» What needs to be done
Identify the lines that contain the string "Location" and copy all of them.
※
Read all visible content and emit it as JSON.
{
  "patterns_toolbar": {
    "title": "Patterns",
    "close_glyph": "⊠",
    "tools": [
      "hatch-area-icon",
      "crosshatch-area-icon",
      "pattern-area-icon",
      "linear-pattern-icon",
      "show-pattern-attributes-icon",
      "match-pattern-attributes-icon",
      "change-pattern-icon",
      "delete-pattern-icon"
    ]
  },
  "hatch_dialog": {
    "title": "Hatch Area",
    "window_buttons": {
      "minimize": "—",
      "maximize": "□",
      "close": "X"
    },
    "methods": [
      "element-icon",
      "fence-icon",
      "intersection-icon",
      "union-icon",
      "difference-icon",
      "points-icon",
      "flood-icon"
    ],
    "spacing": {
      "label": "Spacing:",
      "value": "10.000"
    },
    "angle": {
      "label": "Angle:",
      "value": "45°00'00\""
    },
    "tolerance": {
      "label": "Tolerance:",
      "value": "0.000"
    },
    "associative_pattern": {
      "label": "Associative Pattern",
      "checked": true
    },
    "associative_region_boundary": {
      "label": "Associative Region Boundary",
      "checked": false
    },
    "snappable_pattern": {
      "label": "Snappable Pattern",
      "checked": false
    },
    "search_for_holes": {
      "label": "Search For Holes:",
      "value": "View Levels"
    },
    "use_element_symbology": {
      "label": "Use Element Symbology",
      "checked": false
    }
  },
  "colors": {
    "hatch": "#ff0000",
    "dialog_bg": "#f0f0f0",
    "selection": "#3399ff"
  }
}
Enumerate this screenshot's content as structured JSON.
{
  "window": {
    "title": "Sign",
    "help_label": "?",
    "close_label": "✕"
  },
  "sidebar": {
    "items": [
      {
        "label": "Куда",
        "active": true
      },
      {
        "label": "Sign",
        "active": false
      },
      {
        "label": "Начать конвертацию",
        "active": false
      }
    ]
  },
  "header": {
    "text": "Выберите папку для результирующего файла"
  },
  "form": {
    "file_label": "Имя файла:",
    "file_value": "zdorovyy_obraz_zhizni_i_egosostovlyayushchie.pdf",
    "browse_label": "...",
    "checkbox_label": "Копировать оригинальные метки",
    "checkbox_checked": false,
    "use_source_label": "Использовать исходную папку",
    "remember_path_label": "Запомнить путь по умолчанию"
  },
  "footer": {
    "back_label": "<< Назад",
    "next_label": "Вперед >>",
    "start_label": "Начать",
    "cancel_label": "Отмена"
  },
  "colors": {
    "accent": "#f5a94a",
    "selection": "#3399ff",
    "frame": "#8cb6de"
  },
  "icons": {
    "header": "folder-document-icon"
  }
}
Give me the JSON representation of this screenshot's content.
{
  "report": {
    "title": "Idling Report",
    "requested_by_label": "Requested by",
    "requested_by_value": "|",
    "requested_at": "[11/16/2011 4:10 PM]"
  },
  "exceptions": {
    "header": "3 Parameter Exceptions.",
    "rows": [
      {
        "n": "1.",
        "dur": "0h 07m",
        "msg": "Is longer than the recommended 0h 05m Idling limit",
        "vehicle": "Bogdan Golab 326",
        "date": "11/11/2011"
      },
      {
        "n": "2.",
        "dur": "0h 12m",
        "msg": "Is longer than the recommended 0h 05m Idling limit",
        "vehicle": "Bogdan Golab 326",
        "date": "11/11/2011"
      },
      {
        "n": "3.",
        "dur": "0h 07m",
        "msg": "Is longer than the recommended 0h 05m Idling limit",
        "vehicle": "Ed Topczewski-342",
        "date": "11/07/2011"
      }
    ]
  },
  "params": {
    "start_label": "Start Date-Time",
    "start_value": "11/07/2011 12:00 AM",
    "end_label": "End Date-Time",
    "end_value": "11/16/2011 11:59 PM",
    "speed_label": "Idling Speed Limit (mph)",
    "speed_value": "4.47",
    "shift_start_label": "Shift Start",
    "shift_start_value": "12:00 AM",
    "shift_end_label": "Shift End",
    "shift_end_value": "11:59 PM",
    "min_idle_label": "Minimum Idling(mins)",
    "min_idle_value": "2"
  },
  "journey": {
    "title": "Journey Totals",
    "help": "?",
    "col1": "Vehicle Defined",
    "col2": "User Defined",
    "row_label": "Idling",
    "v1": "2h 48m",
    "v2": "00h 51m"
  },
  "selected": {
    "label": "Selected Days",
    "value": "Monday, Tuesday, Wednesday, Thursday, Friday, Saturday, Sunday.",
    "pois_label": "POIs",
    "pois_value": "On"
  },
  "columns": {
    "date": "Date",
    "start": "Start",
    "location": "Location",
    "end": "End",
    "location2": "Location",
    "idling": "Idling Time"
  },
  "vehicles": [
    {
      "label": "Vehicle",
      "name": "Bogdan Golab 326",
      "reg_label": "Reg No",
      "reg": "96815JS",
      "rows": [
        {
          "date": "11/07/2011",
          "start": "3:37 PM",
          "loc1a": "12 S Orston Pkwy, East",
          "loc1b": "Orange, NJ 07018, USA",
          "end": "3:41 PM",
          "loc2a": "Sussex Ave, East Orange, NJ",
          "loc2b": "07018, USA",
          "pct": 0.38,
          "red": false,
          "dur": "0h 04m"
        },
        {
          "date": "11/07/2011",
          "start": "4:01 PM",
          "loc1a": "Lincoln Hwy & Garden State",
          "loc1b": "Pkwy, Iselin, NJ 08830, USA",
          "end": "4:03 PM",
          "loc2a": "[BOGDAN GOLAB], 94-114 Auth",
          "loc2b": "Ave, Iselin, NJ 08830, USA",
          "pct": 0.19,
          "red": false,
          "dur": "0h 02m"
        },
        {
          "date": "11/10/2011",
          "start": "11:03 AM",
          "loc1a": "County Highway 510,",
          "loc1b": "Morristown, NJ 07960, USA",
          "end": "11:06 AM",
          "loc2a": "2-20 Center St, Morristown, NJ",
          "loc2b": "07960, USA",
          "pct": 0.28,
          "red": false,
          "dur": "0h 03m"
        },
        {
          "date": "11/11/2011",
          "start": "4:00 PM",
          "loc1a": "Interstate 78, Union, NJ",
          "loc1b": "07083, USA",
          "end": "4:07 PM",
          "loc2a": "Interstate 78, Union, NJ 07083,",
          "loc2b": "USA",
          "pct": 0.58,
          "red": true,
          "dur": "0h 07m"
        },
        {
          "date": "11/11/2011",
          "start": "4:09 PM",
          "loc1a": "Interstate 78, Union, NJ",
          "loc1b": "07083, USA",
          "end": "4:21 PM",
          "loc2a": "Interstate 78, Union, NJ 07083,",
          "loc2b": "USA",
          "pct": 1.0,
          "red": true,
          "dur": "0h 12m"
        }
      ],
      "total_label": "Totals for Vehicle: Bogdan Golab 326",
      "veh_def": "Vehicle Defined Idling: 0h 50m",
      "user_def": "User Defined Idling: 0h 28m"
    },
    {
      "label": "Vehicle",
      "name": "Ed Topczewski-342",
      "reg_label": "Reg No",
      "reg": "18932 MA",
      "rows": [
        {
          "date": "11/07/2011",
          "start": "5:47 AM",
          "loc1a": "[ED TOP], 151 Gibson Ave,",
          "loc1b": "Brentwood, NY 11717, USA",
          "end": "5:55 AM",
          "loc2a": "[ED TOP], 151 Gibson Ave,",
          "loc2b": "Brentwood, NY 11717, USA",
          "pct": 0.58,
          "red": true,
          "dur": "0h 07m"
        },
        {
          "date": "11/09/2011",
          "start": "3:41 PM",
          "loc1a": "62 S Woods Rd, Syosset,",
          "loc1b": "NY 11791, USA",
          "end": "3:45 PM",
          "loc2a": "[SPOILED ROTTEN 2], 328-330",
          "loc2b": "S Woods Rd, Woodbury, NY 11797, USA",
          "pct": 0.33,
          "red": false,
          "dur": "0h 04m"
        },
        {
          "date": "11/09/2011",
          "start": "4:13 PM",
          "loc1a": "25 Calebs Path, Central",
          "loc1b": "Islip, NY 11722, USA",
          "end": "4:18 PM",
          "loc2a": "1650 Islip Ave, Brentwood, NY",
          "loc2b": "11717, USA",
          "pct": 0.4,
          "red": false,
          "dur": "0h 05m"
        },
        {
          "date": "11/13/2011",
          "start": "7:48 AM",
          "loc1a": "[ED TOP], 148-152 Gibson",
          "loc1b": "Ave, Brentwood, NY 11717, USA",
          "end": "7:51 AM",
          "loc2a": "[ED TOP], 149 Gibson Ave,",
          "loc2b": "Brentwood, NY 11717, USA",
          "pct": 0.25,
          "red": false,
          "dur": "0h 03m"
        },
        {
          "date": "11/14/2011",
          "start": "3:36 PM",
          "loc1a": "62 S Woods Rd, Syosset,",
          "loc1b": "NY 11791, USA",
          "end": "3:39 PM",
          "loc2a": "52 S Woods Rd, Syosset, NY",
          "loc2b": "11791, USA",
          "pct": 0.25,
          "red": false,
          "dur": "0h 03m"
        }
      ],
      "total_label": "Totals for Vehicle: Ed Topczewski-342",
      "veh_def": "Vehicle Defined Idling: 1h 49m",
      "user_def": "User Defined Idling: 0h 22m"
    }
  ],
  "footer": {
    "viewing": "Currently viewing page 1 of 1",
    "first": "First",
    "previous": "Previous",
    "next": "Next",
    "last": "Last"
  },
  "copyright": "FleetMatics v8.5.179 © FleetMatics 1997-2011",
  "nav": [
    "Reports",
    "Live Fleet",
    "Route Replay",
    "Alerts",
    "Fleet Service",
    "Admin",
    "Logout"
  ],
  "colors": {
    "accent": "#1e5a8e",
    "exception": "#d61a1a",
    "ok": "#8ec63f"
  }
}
※
» Result of the task
    "location": "Location",
    "location2": "Location",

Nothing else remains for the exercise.